■ **What the exercise asks**
Count the lines that hold the string "label". Reply with the number alone.

■ **Records for the exercise**

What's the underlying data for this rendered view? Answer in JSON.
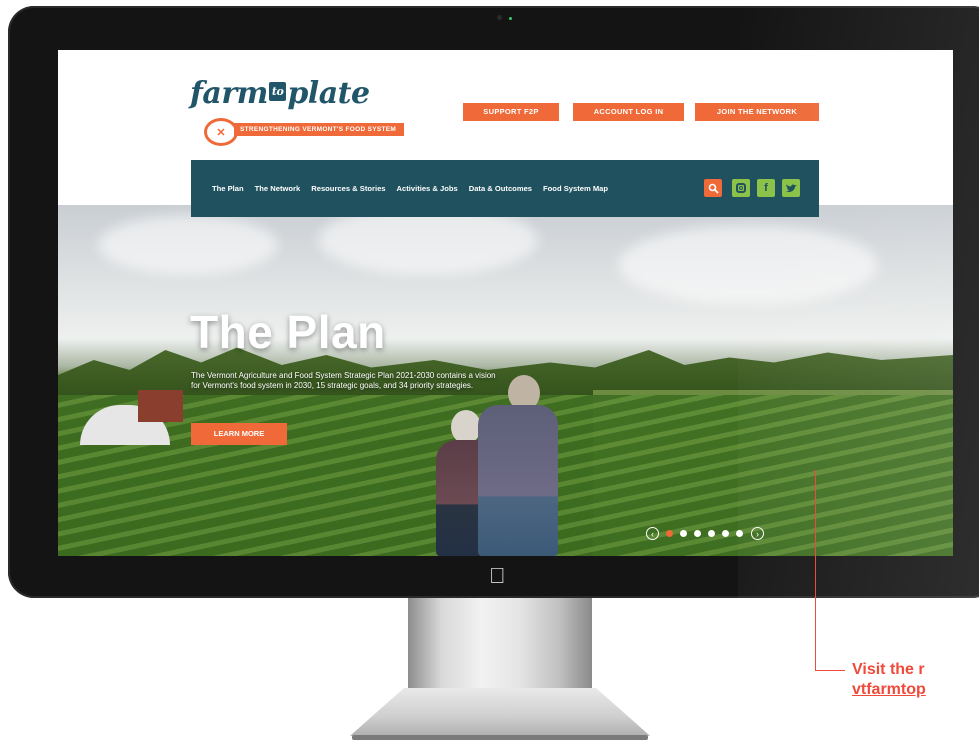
{
  "logo": {
    "word_left": "farm",
    "word_mid": "to",
    "word_right": "plate",
    "tagline": "STRENGTHENING VERMONT'S FOOD SYSTEM"
  },
  "top_buttons": {
    "support": "SUPPORT F2P",
    "login": "ACCOUNT LOG IN",
    "join": "JOIN THE NETWORK"
  },
  "nav": {
    "items": [
      {
        "label": "The Plan"
      },
      {
        "label": "The Network"
      },
      {
        "label": "Resources & Stories"
      },
      {
        "label": "Activities & Jobs"
      },
      {
        "label": "Data & Outcomes"
      },
      {
        "label": "Food System Map"
      }
    ],
    "icons": [
      "search-icon",
      "instagram-icon",
      "facebook-icon",
      "twitter-icon"
    ]
  },
  "hero": {
    "title": "The Plan",
    "description": "The Vermont Agriculture and Food System Strategic Plan 2021-2030 contains a vision for Vermont's food system in 2030, 15 strategic goals, and 34 priority strategies.",
    "button": "LEARN MORE"
  },
  "carousel": {
    "slide_count": 7,
    "active_index": 0
  },
  "callout": {
    "line1": "Visit the r",
    "line2": "vtfarmtop"
  },
  "colors": {
    "accent_orange": "#ef6a38",
    "nav_teal": "#20515f",
    "social_green": "#8bc34a",
    "callout_red": "#ef4a3a"
  }
}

■ **Result for this task**
6